■ **EXCERPTED TEXT**:
Recently in Seattle, the prestigious American Association for the Advancement of Science (AAAS) did its annual braying about science as the ultimate expression of humanity. Newspapers, periodicals, radio and TV filled with nearly verbatim releases answering scepticism with "If you don't believe it, ask me!"
In reporting this annual extravaganza, the very conservative newspaper the Economist (22 Feb, p. 18) noted, ". . . for the layman, who will always need an interpreter to keep abreast of new discoveries, some familiarity with the scientific method is at least a way to keep the interpreters honest. A person equipped should be better able to make sense of the claims made by those who invoke science in debates over the environment, abortion, public health and the like. He may even make sense of the week's effluxion of gee-whizzery from Seattle." I suspect that this is the Economist's subtle way of advising readers that the outputs of AAAS need to be carefully shoveled when picked up.
Ever mindful that "science" is routinely invoked to convince the unwary that smoking tobacco is harmless and such, I think all the AAAS frippery borders on the unethical, a concept perhaps unscientific although palpable. Essentially, most of what outrages me about scientific institutional behavior boils down to ethical questions.
Writing in the Harvard Business Review (July-August 1986) Saul Gellerman, a business school dean and prolific author on management, asks, ". . . how usually honest, intelligent, compassionate human beings could act in ways that are callous, dishonest and wrongheaded." He goes on to outline ". . . four rationalizations that people have relied on through the ages to justify questionable conduct:
** A belief that the activity is within reasonable ethical and legal limits--that is, that it is not 'really' illegal or immoral;
** A belief that the activity is in the individual's or the corporation's best interests--that the individual would somehow be expected to undertake the activity;
** A belief that the activity is 'safe' because it will not be found out or publicized; the classic crime and punishment issue of discovery or
** A belief that because the activity helps the company the company will condone it and even protect the person who engages in it.

■ **GIVEN INSTRUCTION**:
Reproduce word for word the passage of the essay on the AAAS meeting and ethics starting at "Ever mindful that" and ending at "to ethical questions.".

■ **SOURCE DATA**:
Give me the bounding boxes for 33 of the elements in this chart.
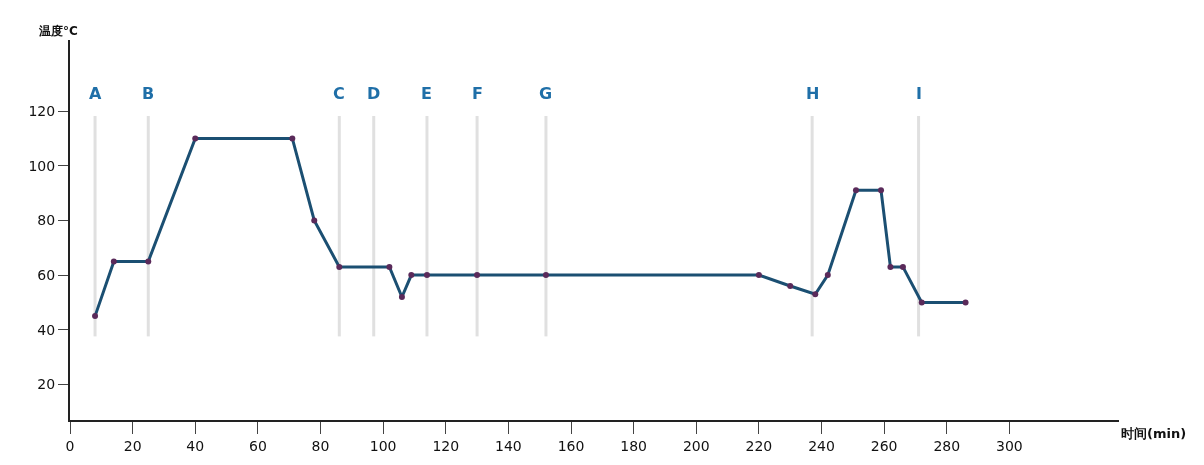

■ **EXPECTED ANSWER**:
Ever mindful that "science" is routinely invoked to convince the unwary that smoking tobacco is harmless and such, I think all the AAAS frippery borders on the unethical, a concept perhaps unscientific although palpable. Essentially, most of what outrages me about scientific institutional behavior boils down to ethical questions.